| Set exercise |
The listing below is to be output in its exact form.

| Data lines |
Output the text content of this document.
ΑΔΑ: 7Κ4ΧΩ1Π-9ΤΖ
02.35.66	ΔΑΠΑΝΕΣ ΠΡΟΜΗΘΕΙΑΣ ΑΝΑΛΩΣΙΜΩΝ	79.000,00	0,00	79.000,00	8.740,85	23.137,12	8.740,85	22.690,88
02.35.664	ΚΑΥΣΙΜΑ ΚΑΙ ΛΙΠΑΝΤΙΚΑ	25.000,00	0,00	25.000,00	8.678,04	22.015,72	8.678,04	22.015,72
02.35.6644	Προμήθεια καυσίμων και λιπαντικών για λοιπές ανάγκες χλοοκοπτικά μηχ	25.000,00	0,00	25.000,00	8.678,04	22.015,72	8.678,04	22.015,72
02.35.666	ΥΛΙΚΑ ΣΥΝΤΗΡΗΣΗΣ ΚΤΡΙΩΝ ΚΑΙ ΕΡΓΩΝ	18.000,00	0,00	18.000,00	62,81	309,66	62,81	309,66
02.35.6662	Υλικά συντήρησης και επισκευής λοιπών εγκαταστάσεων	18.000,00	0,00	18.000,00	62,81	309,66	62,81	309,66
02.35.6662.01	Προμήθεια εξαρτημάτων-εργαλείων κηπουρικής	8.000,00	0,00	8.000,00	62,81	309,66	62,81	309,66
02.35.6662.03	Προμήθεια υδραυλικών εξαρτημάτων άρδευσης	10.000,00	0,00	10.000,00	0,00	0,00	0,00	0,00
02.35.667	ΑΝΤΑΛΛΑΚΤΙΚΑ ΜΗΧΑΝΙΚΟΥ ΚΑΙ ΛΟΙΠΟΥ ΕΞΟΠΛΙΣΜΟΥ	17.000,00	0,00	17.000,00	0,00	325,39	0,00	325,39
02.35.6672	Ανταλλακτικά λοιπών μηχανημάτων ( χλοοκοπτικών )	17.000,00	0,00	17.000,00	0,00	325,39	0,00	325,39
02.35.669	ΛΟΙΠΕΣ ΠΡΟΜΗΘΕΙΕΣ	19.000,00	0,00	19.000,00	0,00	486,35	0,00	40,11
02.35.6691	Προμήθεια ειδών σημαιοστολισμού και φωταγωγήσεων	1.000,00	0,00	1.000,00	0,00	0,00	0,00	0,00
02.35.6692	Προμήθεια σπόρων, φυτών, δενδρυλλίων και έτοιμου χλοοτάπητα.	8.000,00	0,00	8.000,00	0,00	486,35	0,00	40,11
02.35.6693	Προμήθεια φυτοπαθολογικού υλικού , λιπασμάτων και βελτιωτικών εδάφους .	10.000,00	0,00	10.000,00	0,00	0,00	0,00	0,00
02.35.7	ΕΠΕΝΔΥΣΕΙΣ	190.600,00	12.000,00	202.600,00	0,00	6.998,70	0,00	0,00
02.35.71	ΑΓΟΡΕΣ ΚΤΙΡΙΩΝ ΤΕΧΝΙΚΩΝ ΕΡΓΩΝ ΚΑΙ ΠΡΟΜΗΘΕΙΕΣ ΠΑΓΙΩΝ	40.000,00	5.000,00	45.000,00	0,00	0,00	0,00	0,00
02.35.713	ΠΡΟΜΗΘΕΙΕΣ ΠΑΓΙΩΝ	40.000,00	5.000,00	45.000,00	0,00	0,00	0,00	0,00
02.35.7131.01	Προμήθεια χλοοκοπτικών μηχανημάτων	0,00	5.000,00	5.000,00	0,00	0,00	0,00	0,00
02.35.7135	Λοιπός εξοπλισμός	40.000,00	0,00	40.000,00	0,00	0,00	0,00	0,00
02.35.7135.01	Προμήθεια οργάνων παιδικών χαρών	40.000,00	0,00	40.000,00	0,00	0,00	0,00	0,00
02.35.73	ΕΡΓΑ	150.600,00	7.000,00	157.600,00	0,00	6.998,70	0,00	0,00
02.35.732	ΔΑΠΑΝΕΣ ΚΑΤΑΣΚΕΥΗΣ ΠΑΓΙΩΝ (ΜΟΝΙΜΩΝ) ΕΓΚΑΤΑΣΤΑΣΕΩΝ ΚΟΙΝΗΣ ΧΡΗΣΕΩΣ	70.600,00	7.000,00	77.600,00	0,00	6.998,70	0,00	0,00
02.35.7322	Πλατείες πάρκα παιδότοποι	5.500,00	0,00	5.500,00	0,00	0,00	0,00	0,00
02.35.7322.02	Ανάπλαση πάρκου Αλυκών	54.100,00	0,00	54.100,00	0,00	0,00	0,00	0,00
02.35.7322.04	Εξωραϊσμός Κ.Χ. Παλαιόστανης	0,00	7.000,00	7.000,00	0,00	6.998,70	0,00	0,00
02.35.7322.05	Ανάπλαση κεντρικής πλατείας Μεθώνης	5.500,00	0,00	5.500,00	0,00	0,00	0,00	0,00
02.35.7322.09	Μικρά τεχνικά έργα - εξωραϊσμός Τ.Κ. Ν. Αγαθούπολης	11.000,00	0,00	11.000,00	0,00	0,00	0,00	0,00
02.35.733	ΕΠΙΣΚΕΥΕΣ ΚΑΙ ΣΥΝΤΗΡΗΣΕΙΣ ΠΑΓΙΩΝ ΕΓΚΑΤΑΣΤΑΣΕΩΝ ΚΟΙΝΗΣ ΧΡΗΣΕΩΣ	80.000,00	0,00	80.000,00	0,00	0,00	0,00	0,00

| Worked answer |
Output the text content of this document.
ΑΔΑ: 7Κ4ΧΩ1Π-9ΤΖ
02.35.66	ΔΑΠΑΝΕΣ ΠΡΟΜΗΘΕΙΑΣ ΑΝΑΛΩΣΙΜΩΝ	79.000,00	0,00	79.000,00	8.740,85	23.137,12	8.740,85	22.690,88
02.35.664	ΚΑΥΣΙΜΑ ΚΑΙ ΛΙΠΑΝΤΙΚΑ	25.000,00	0,00	25.000,00	8.678,04	22.015,72	8.678,04	22.015,72
02.35.6644	Προμήθεια καυσίμων και λιπαντικών για λοιπές ανάγκες χλοοκοπτικά μηχ	25.000,00	0,00	25.000,00	8.678,04	22.015,72	8.678,04	22.015,72
02.35.666	ΥΛΙΚΑ ΣΥΝΤΗΡΗΣΗΣ ΚΤΡΙΩΝ ΚΑΙ ΕΡΓΩΝ	18.000,00	0,00	18.000,00	62,81	309,66	62,81	309,66
02.35.6662	Υλικά συντήρησης και επισκευής λοιπών εγκαταστάσεων	18.000,00	0,00	18.000,00	62,81	309,66	62,81	309,66
02.35.6662.01	Προμήθεια εξαρτημάτων-εργαλείων κηπουρικής	8.000,00	0,00	8.000,00	62,81	309,66	62,81	309,66
02.35.6662.03	Προμήθεια υδραυλικών εξαρτημάτων άρδευσης	10.000,00	0,00	10.000,00	0,00	0,00	0,00	0,00
02.35.667	ΑΝΤΑΛΛΑΚΤΙΚΑ ΜΗΧΑΝΙΚΟΥ ΚΑΙ ΛΟΙΠΟΥ ΕΞΟΠΛΙΣΜΟΥ	17.000,00	0,00	17.000,00	0,00	325,39	0,00	325,39
02.35.6672	Ανταλλακτικά λοιπών μηχανημάτων ( χλοοκοπτικών )	17.000,00	0,00	17.000,00	0,00	325,39	0,00	325,39
02.35.669	ΛΟΙΠΕΣ ΠΡΟΜΗΘΕΙΕΣ	19.000,00	0,00	19.000,00	0,00	486,35	0,00	40,11
02.35.6691	Προμήθεια ειδών σημαιοστολισμού και φωταγωγήσεων	1.000,00	0,00	1.000,00	0,00	0,00	0,00	0,00
02.35.6692	Προμήθεια σπόρων, φυτών, δενδρυλλίων και έτοιμου χλοοτάπητα.	8.000,00	0,00	8.000,00	0,00	486,35	0,00	40,11
02.35.6693	Προμήθεια φυτοπαθολογικού υλικού , λιπασμάτων και βελτιωτικών εδάφους .	10.000,00	0,00	10.000,00	0,00	0,00	0,00	0,00
02.35.7	ΕΠΕΝΔΥΣΕΙΣ	190.600,00	12.000,00	202.600,00	0,00	6.998,70	0,00	0,00
02.35.71	ΑΓΟΡΕΣ ΚΤΙΡΙΩΝ ΤΕΧΝΙΚΩΝ ΕΡΓΩΝ ΚΑΙ ΠΡΟΜΗΘΕΙΕΣ ΠΑΓΙΩΝ	40.000,00	5.000,00	45.000,00	0,00	0,00	0,00	0,00
02.35.713	ΠΡΟΜΗΘΕΙΕΣ ΠΑΓΙΩΝ	40.000,00	5.000,00	45.000,00	0,00	0,00	0,00	0,00
02.35.7131.01	Προμήθεια χλοοκοπτικών μηχανημάτων	0,00	5.000,00	5.000,00	0,00	0,00	0,00	0,00
02.35.7135	Λοιπός εξοπλισμός	40.000,00	0,00	40.000,00	0,00	0,00	0,00	0,00
02.35.7135.01	Προμήθεια οργάνων παιδικών χαρών	40.000,00	0,00	40.000,00	0,00	0,00	0,00	0,00
02.35.73	ΕΡΓΑ	150.600,00	7.000,00	157.600,00	0,00	6.998,70	0,00	0,00
02.35.732	ΔΑΠΑΝΕΣ ΚΑΤΑΣΚΕΥΗΣ ΠΑΓΙΩΝ (ΜΟΝΙΜΩΝ) ΕΓΚΑΤΑΣΤΑΣΕΩΝ ΚΟΙΝΗΣ ΧΡΗΣΕΩΣ	70.600,00	7.000,00	77.600,00	0,00	6.998,70	0,00	0,00
02.35.7322	Πλατείες πάρκα παιδότοποι	5.500,00	0,00	5.500,00	0,00	0,00	0,00	0,00
02.35.7322.02	Ανάπλαση πάρκου Αλυκών	54.100,00	0,00	54.100,00	0,00	0,00	0,00	0,00
02.35.7322.04	Εξωραϊσμός Κ.Χ. Παλαιόστανης	0,00	7.000,00	7.000,00	0,00	6.998,70	0,00	0,00
02.35.7322.05	Ανάπλαση κεντρικής πλατείας Μεθώνης	5.500,00	0,00	5.500,00	0,00	0,00	0,00	0,00
02.35.7322.09	Μικρά τεχνικά έργα - εξωραϊσμός Τ.Κ. Ν. Αγαθούπολης	11.000,00	0,00	11.000,00	0,00	0,00	0,00	0,00
02.35.733	ΕΠΙΣΚΕΥΕΣ ΚΑΙ ΣΥΝΤΗΡΗΣΕΙΣ ΠΑΓΙΩΝ ΕΓΚΑΤΑΣΤΑΣΕΩΝ ΚΟΙΝΗΣ ΧΡΗΣΕΩΣ	80.000,00	0,00	80.000,00	0,00	0,00	0,00	0,00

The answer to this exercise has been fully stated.